REQUIREMENT => Output the entries below exactly as written, omitting pictures.

[Saved entries]
+++
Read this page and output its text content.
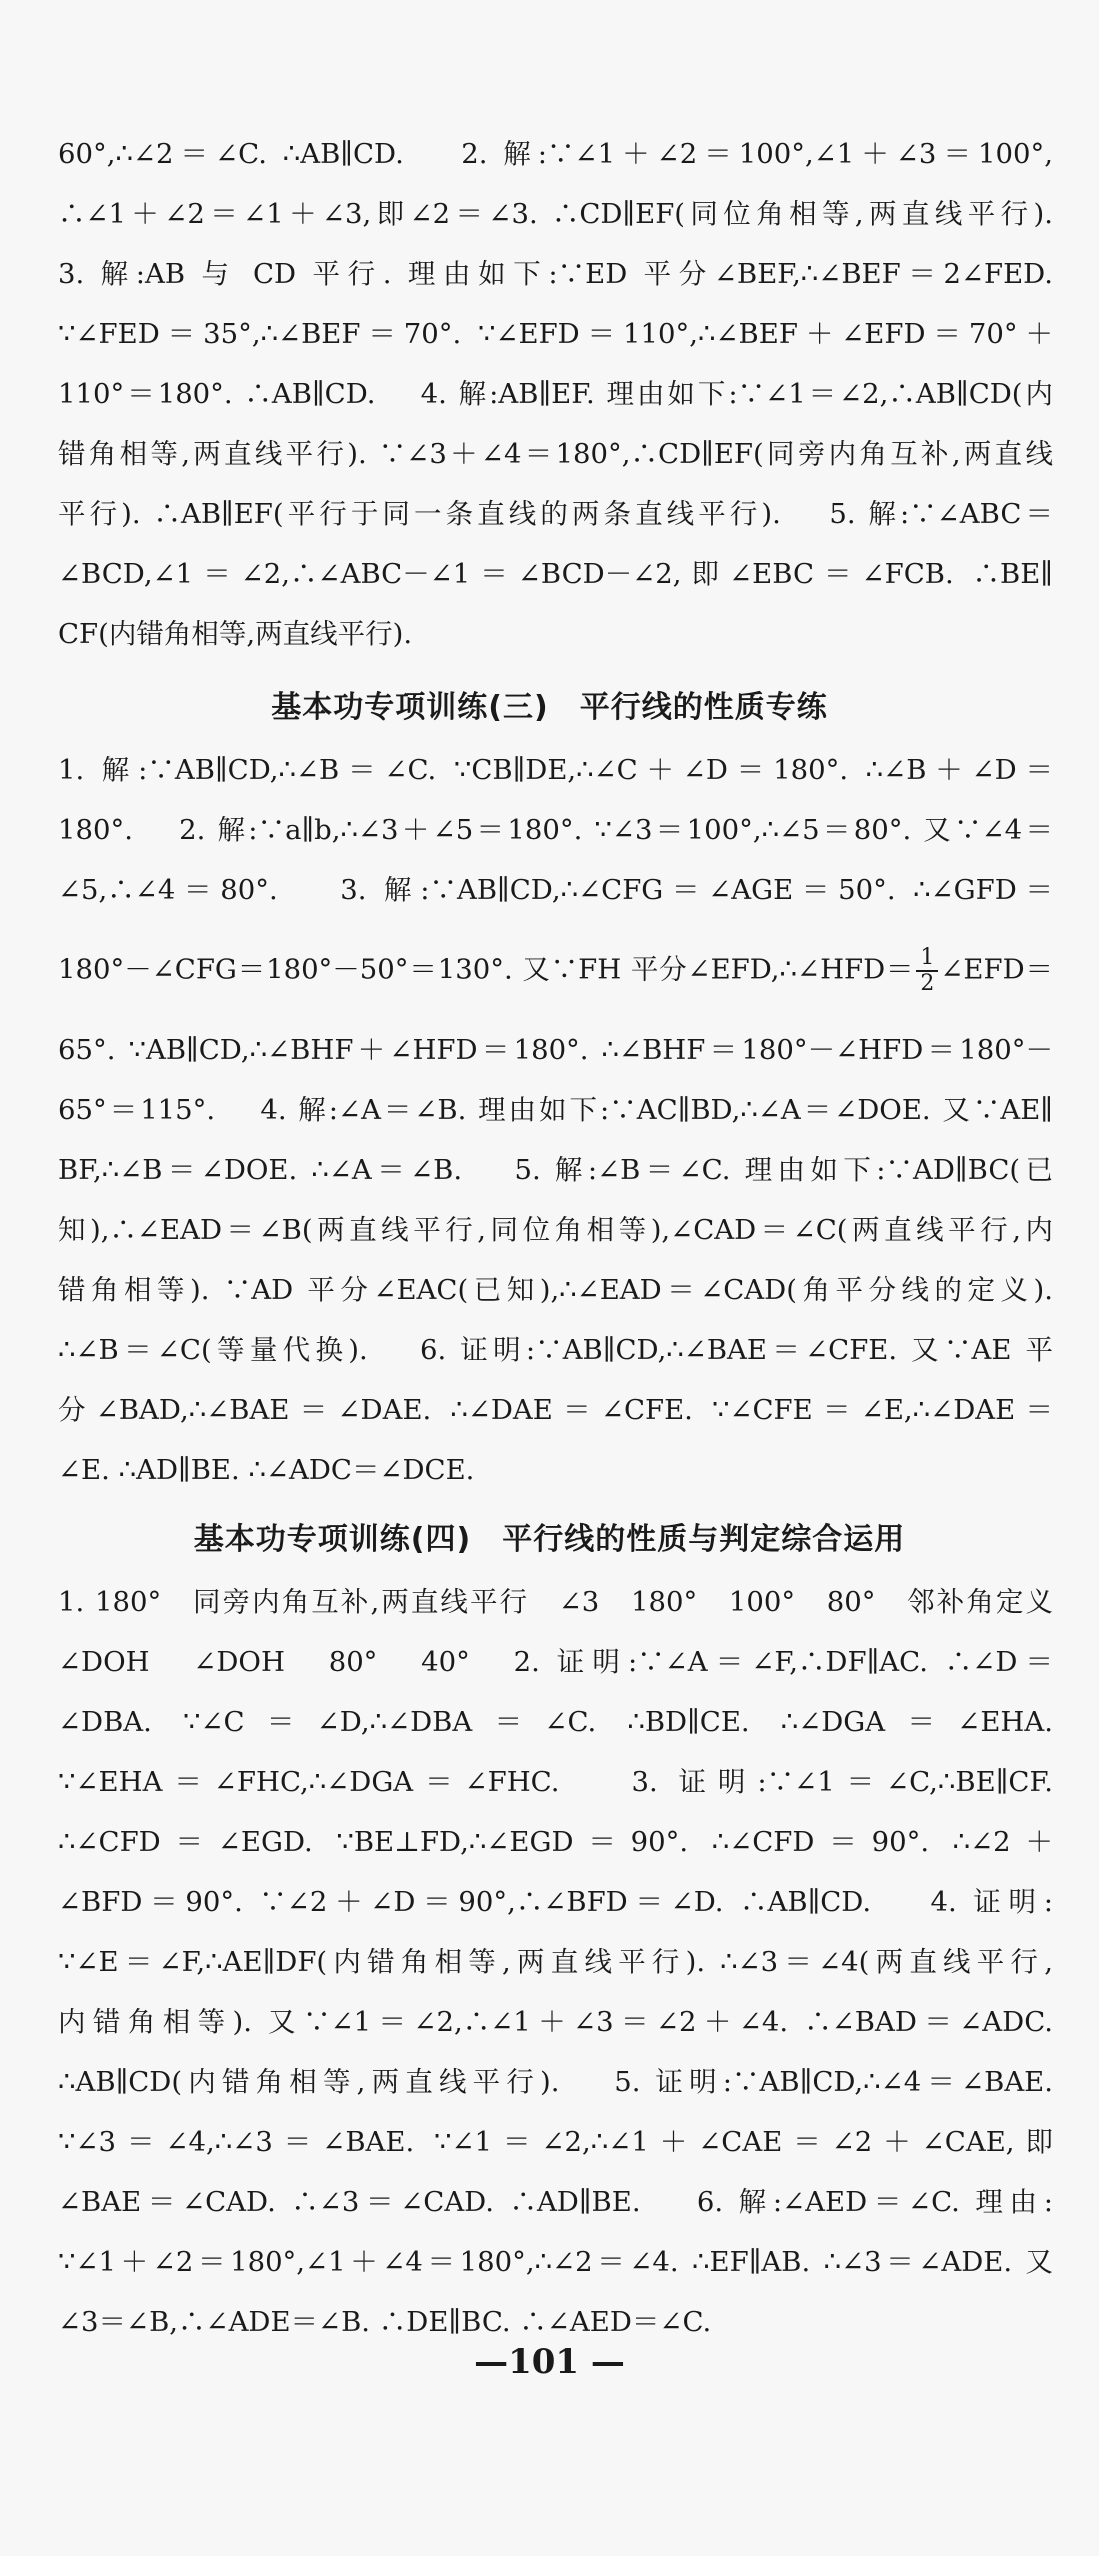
60°,∴∠2＝∠C. ∴AB∥CD.　 2. 解:∵∠1＋∠2＝100°,∠1＋∠3＝100°,
∴∠1＋∠2＝∠1＋∠3,即∠2＝∠3. ∴CD∥EF(同位角相等,两直线平行).
3. 解:AB 与 CD 平行. 理由如下:∵ED 平分∠BEF,∴∠BEF＝2∠FED.
∵∠FED＝35°,∴∠BEF＝70°. ∵∠EFD＝110°,∴∠BEF＋∠EFD＝70°＋
110°＝180°. ∴AB∥CD.　 4. 解:AB∥EF. 理由如下:∵∠1＝∠2,∴AB∥CD(内
错角相等,两直线平行). ∵∠3＋∠4＝180°,∴CD∥EF(同旁内角互补,两直线
平行). ∴AB∥EF(平行于同一条直线的两条直线平行).　 5. 解:∵∠ABC＝
∠BCD,∠1＝∠2,∴∠ABC－∠1＝∠BCD－∠2,即∠EBC＝∠FCB. ∴BE∥
CF(内错角相等,两直线平行).
基本功专项训练(三)　平行线的性质专练
1. 解:∵AB∥CD,∴∠B＝∠C. ∵CB∥DE,∴∠C＋∠D＝180°. ∴∠B＋∠D＝
180°.　 2. 解:∵a∥b,∴∠3＋∠5＝180°. ∵∠3＝100°,∴∠5＝80°. 又∵∠4＝
∠5,∴∠4＝80°.　 3. 解:∵AB∥CD,∴∠CFG＝∠AGE＝50°. ∴∠GFD＝
180°－∠CFG＝180°－50°＝130°. 又∵FH 平分∠EFD,∴∠HFD＝ $\frac{1}{2}$ ∠EFD＝
65°. ∵AB∥CD,∴∠BHF＋∠HFD＝180°. ∴∠BHF＝180°－∠HFD＝180°－
65°＝115°.　 4. 解:∠A＝∠B. 理由如下:∵AC∥BD,∴∠A＝∠DOE. 又∵AE∥
BF,∴∠B＝∠DOE. ∴∠A＝∠B.　 5. 解:∠B＝∠C. 理由如下:∵AD∥BC(已
知),∴∠EAD＝∠B(两直线平行,同位角相等),∠CAD＝∠C(两直线平行,内
错角相等). ∵AD 平分∠EAC(已知),∴∠EAD＝∠CAD(角平分线的定义).
∴∠B＝∠C(等量代换).　 6. 证明:∵AB∥CD,∴∠BAE＝∠CFE. 又∵AE 平
分∠BAD,∴∠BAE＝∠DAE. ∴∠DAE＝∠CFE. ∵∠CFE＝∠E,∴∠DAE＝
∠E. ∴AD∥BE. ∴∠ADC＝∠DCE.
基本功专项训练(四)　平行线的性质与判定综合运用
1. 180°　同旁内角互补,两直线平行　∠3　180°　100°　80°　邻补角定义
∠DOH　∠DOH　80°　40°　2. 证明:∵∠A＝∠F,∴DF∥AC. ∴∠D＝
∠DBA. ∵∠C＝∠D,∴∠DBA＝∠C. ∴BD∥CE. ∴∠DGA＝∠EHA.
∵∠EHA＝∠FHC,∴∠DGA＝∠FHC.　 3. 证明:∵∠1＝∠C,∴BE∥CF.
∴∠CFD＝∠EGD. ∵BE⊥FD,∴∠EGD＝90°. ∴∠CFD＝90°. ∴∠2＋
∠BFD＝90°. ∵∠2＋∠D＝90°,∴∠BFD＝∠D. ∴AB∥CD.　 4. 证明:
∵∠E＝∠F,∴AE∥DF(内错角相等,两直线平行). ∴∠3＝∠4(两直线平行,
内错角相等). 又∵∠1＝∠2,∴∠1＋∠3＝∠2＋∠4. ∴∠BAD＝∠ADC.
∴AB∥CD(内错角相等,两直线平行).　 5. 证明:∵AB∥CD,∴∠4＝∠BAE.
∵∠3＝∠4,∴∠3＝∠BAE. ∵∠1＝∠2,∴∠1＋∠CAE＝∠2＋∠CAE,即
∠BAE＝∠CAD. ∴∠3＝∠CAD. ∴AD∥BE.　 6. 解:∠AED＝∠C. 理由:
∵∠1＋∠2＝180°,∠1＋∠4＝180°,∴∠2＝∠4. ∴EF∥AB. ∴∠3＝∠ADE. 又
∠3＝∠B,∴∠ADE＝∠B. ∴DE∥BC. ∴∠AED＝∠C.
—101 —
+++
FINISHED ANSWER =>
Read this page and output its text content.
60°,∴∠2＝∠C. ∴AB∥CD.　 2. 解:∵∠1＋∠2＝100°,∠1＋∠3＝100°,
∴∠1＋∠2＝∠1＋∠3,即∠2＝∠3. ∴CD∥EF(同位角相等,两直线平行).
3. 解:AB 与 CD 平行. 理由如下:∵ED 平分∠BEF,∴∠BEF＝2∠FED.
∵∠FED＝35°,∴∠BEF＝70°. ∵∠EFD＝110°,∴∠BEF＋∠EFD＝70°＋
110°＝180°. ∴AB∥CD.　 4. 解:AB∥EF. 理由如下:∵∠1＝∠2,∴AB∥CD(内
错角相等,两直线平行). ∵∠3＋∠4＝180°,∴CD∥EF(同旁内角互补,两直线
平行). ∴AB∥EF(平行于同一条直线的两条直线平行).　 5. 解:∵∠ABC＝
∠BCD,∠1＝∠2,∴∠ABC－∠1＝∠BCD－∠2,即∠EBC＝∠FCB. ∴BE∥
CF(内错角相等,两直线平行).
基本功专项训练(三)　平行线的性质专练
1. 解:∵AB∥CD,∴∠B＝∠C. ∵CB∥DE,∴∠C＋∠D＝180°. ∴∠B＋∠D＝
180°.　 2. 解:∵a∥b,∴∠3＋∠5＝180°. ∵∠3＝100°,∴∠5＝80°. 又∵∠4＝
∠5,∴∠4＝80°.　 3. 解:∵AB∥CD,∴∠CFG＝∠AGE＝50°. ∴∠GFD＝
180°－∠CFG＝180°－50°＝130°. 又∵FH 平分∠EFD,∴∠HFD＝ $\frac{1}{2}$ ∠EFD＝
65°. ∵AB∥CD,∴∠BHF＋∠HFD＝180°. ∴∠BHF＝180°－∠HFD＝180°－
65°＝115°.　 4. 解:∠A＝∠B. 理由如下:∵AC∥BD,∴∠A＝∠DOE. 又∵AE∥
BF,∴∠B＝∠DOE. ∴∠A＝∠B.　 5. 解:∠B＝∠C. 理由如下:∵AD∥BC(已
知),∴∠EAD＝∠B(两直线平行,同位角相等),∠CAD＝∠C(两直线平行,内
错角相等). ∵AD 平分∠EAC(已知),∴∠EAD＝∠CAD(角平分线的定义).
∴∠B＝∠C(等量代换).　 6. 证明:∵AB∥CD,∴∠BAE＝∠CFE. 又∵AE 平
分∠BAD,∴∠BAE＝∠DAE. ∴∠DAE＝∠CFE. ∵∠CFE＝∠E,∴∠DAE＝
∠E. ∴AD∥BE. ∴∠ADC＝∠DCE.
基本功专项训练(四)　平行线的性质与判定综合运用
1. 180°　同旁内角互补,两直线平行　∠3　180°　100°　80°　邻补角定义
∠DOH　∠DOH　80°　40°　2. 证明:∵∠A＝∠F,∴DF∥AC. ∴∠D＝
∠DBA. ∵∠C＝∠D,∴∠DBA＝∠C. ∴BD∥CE. ∴∠DGA＝∠EHA.
∵∠EHA＝∠FHC,∴∠DGA＝∠FHC.　 3. 证明:∵∠1＝∠C,∴BE∥CF.
∴∠CFD＝∠EGD. ∵BE⊥FD,∴∠EGD＝90°. ∴∠CFD＝90°. ∴∠2＋
∠BFD＝90°. ∵∠2＋∠D＝90°,∴∠BFD＝∠D. ∴AB∥CD.　 4. 证明:
∵∠E＝∠F,∴AE∥DF(内错角相等,两直线平行). ∴∠3＝∠4(两直线平行,
内错角相等). 又∵∠1＝∠2,∴∠1＋∠3＝∠2＋∠4. ∴∠BAD＝∠ADC.
∴AB∥CD(内错角相等,两直线平行).　 5. 证明:∵AB∥CD,∴∠4＝∠BAE.
∵∠3＝∠4,∴∠3＝∠BAE. ∵∠1＝∠2,∴∠1＋∠CAE＝∠2＋∠CAE,即
∠BAE＝∠CAD. ∴∠3＝∠CAD. ∴AD∥BE.　 6. 解:∠AED＝∠C. 理由:
∵∠1＋∠2＝180°,∠1＋∠4＝180°,∴∠2＝∠4. ∴EF∥AB. ∴∠3＝∠ADE. 又
∠3＝∠B,∴∠ADE＝∠B. ∴DE∥BC. ∴∠AED＝∠C.
—101 —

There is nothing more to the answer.